■ What needs to be done
From the entries below, please gather each line containing the string "description".

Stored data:
--------------------------------

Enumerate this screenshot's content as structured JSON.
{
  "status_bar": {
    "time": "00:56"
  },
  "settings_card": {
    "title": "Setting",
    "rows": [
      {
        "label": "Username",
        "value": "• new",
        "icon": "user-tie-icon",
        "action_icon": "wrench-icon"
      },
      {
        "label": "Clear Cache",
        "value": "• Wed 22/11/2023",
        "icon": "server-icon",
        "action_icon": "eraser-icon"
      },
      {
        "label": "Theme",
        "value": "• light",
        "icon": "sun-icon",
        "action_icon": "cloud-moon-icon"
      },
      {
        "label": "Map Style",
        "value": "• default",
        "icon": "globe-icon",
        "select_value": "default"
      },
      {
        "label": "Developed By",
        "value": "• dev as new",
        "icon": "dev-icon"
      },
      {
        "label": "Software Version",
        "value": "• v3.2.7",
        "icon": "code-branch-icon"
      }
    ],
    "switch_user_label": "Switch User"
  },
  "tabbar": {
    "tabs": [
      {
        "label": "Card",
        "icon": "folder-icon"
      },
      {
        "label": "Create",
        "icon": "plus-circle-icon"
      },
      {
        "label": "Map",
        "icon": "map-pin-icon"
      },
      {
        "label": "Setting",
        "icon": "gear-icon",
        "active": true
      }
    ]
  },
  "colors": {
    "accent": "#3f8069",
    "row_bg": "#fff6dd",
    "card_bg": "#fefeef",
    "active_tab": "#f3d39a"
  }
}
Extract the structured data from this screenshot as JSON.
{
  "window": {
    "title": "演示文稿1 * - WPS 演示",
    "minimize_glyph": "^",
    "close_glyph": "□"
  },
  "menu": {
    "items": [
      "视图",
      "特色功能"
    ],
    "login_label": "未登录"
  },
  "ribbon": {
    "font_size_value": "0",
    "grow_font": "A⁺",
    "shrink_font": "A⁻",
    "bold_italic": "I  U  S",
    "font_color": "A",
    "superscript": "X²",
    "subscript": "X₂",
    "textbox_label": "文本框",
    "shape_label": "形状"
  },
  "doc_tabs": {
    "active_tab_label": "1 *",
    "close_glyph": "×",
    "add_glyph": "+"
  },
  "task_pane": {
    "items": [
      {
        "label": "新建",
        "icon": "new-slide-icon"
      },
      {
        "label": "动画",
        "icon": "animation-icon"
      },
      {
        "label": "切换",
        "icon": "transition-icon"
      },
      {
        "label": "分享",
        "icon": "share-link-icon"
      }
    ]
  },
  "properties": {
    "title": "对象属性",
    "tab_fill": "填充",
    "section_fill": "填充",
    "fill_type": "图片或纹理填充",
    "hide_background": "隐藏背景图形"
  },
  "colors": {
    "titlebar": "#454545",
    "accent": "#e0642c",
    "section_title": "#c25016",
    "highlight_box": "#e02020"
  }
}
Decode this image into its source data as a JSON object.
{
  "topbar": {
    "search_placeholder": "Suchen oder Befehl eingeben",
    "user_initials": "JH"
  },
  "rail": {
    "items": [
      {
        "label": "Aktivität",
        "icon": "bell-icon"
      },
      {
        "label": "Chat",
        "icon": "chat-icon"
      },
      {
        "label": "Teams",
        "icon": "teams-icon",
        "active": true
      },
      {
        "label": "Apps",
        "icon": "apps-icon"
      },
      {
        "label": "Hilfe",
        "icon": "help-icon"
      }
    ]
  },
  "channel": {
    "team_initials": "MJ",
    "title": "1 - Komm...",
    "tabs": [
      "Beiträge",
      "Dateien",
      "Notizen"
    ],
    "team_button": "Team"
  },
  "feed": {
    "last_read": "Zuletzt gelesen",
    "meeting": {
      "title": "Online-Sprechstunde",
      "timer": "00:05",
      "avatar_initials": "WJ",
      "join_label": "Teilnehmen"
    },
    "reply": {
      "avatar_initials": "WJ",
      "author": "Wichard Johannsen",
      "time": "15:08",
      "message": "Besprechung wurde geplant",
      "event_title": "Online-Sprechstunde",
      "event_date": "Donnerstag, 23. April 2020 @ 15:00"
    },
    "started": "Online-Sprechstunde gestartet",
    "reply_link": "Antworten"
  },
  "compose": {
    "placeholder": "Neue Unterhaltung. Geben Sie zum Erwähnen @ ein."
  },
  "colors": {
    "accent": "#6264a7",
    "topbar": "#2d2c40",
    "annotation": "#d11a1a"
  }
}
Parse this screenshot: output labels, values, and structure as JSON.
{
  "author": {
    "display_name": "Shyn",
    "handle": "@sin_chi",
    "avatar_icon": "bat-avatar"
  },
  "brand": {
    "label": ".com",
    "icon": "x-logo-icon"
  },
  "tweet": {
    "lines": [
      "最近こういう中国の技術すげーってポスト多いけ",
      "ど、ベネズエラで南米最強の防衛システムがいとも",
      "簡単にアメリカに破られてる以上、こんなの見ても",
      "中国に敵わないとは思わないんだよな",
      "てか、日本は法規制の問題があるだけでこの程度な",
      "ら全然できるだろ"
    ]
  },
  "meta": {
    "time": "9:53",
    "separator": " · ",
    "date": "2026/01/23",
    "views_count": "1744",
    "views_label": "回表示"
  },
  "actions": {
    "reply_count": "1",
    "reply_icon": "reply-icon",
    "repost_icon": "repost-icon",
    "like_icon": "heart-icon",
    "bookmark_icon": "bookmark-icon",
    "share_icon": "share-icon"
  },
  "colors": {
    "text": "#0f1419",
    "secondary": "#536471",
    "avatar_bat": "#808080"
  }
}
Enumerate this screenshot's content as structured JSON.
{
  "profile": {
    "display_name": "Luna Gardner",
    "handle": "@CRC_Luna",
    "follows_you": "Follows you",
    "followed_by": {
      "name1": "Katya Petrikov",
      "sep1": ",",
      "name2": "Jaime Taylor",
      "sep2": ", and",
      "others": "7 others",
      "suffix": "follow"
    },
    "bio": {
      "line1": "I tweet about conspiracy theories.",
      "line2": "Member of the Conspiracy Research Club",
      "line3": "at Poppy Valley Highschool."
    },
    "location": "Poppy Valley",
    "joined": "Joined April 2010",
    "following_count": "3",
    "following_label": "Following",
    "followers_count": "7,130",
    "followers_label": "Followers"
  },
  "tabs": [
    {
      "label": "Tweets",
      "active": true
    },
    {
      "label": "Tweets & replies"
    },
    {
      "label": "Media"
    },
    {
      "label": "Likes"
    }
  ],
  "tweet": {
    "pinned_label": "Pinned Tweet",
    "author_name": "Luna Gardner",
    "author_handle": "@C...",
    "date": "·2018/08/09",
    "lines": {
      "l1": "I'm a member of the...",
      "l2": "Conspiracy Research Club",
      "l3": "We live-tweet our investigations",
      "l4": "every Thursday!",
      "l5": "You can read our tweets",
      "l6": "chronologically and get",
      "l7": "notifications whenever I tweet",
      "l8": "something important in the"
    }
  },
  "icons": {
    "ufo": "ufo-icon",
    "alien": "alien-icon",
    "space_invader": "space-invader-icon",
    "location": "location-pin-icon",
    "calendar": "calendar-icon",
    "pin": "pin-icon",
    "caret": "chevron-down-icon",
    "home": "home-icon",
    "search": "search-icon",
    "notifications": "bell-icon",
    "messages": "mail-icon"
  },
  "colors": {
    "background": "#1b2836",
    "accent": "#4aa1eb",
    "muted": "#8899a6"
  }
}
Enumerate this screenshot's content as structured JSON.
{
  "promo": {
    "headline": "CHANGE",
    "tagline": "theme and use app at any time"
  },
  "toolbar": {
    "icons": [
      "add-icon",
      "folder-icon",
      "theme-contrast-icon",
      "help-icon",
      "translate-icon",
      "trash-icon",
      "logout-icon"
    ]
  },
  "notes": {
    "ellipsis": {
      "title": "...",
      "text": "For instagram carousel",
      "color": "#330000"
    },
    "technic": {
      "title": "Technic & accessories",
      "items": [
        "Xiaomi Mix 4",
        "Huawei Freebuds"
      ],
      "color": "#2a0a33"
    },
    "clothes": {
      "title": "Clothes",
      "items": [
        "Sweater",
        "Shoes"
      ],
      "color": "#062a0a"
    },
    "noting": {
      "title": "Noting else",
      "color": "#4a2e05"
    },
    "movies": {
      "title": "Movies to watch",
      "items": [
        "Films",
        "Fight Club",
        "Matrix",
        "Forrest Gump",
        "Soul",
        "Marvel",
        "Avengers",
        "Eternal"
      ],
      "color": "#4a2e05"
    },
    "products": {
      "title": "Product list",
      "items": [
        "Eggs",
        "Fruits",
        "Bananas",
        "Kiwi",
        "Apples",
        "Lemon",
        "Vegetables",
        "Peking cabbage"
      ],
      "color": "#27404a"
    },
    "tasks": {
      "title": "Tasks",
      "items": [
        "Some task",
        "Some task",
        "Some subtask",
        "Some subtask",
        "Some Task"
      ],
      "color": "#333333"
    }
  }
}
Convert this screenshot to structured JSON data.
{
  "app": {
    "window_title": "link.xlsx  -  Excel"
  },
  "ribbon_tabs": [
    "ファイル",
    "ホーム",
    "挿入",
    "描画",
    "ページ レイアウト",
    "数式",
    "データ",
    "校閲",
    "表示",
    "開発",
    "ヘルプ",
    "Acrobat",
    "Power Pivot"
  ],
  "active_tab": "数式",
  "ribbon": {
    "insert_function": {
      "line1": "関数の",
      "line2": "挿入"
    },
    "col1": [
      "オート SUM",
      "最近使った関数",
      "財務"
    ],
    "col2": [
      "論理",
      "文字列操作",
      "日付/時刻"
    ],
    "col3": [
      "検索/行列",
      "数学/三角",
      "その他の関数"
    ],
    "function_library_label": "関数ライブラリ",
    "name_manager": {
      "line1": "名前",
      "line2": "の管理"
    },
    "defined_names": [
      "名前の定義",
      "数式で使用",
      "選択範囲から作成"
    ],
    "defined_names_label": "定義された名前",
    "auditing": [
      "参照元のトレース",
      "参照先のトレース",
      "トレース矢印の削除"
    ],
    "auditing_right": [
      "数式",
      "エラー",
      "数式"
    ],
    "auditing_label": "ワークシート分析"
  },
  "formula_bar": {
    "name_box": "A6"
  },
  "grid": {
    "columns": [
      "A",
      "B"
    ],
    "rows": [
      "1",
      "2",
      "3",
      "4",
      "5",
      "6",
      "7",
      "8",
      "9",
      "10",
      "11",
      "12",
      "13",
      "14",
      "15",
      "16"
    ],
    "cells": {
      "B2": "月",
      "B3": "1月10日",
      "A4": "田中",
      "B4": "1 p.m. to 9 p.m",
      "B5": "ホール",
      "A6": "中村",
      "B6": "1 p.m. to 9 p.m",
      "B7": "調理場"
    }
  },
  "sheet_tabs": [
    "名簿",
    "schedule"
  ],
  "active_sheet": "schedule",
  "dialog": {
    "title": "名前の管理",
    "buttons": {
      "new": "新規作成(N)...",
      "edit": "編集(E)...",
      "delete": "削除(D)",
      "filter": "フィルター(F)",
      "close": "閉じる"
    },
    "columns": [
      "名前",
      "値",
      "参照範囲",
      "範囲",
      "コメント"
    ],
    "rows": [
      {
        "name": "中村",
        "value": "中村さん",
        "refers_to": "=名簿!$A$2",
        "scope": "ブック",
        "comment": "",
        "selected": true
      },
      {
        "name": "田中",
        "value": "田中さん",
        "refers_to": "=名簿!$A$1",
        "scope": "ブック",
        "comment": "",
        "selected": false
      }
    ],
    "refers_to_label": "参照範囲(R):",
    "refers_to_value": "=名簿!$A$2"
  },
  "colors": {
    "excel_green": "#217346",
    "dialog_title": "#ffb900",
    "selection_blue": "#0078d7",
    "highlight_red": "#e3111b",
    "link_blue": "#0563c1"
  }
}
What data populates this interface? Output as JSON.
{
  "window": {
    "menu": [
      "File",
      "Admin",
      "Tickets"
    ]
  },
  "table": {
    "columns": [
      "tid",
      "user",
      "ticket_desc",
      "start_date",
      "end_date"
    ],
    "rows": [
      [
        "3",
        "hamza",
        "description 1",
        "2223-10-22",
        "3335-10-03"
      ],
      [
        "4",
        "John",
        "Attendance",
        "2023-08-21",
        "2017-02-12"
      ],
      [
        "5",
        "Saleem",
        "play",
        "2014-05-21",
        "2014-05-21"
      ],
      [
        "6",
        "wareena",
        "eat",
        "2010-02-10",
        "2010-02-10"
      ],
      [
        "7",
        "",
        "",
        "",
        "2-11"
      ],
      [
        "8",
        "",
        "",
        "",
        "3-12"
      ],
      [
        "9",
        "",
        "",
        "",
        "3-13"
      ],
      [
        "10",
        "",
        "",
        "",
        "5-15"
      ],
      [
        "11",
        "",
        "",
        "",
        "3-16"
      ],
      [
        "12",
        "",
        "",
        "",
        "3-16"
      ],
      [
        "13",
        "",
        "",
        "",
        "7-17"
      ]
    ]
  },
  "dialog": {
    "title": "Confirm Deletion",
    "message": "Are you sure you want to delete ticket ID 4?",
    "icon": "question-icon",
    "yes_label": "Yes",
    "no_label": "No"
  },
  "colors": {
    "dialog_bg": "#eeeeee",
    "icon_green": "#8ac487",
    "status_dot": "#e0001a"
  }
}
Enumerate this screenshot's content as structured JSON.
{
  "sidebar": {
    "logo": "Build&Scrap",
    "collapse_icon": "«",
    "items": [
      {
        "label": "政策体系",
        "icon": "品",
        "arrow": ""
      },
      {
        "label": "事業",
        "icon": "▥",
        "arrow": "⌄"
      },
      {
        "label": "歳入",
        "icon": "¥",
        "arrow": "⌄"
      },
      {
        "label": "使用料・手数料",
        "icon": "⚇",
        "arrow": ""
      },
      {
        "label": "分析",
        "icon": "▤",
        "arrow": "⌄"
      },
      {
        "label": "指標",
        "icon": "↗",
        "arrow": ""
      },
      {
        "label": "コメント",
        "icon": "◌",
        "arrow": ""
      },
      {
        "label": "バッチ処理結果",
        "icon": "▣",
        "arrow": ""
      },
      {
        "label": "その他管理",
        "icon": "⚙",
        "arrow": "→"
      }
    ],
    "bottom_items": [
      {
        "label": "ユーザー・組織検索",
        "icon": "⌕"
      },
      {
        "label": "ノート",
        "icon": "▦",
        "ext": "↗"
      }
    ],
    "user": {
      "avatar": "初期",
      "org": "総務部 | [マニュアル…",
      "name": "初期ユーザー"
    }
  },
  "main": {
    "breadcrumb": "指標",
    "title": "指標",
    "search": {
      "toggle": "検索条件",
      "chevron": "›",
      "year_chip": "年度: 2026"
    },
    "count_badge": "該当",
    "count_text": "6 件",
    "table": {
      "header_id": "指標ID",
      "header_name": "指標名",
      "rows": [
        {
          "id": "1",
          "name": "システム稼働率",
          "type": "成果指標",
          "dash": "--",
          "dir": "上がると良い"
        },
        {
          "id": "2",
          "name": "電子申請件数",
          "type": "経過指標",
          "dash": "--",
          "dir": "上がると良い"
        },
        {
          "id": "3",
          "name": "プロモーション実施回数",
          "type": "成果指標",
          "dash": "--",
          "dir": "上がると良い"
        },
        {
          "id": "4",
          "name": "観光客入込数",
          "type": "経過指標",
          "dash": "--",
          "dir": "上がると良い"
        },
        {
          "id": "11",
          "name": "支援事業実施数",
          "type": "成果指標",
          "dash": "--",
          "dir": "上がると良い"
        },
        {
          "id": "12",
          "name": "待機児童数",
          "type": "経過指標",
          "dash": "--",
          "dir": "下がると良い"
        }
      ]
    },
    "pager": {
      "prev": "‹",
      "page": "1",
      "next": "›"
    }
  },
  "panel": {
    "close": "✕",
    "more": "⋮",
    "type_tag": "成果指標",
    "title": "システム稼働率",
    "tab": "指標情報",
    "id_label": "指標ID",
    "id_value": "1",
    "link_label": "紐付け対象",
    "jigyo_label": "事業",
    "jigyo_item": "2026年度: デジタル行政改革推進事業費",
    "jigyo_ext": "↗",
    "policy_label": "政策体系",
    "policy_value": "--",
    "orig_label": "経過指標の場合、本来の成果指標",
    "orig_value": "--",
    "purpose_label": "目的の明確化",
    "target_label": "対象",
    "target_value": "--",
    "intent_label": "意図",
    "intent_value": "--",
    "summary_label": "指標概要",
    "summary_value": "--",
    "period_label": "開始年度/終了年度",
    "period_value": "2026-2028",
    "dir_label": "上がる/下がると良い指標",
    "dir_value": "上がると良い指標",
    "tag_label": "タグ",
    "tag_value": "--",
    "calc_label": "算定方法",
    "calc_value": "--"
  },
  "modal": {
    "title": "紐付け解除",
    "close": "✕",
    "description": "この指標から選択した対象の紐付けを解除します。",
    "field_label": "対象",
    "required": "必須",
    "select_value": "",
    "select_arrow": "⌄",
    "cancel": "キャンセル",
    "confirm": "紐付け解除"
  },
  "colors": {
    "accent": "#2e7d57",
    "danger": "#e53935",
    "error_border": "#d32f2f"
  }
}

--------------------------------

■ Finished answer
        "description 1",
    "description": "この指標から選択した対象の紐付けを解除します。",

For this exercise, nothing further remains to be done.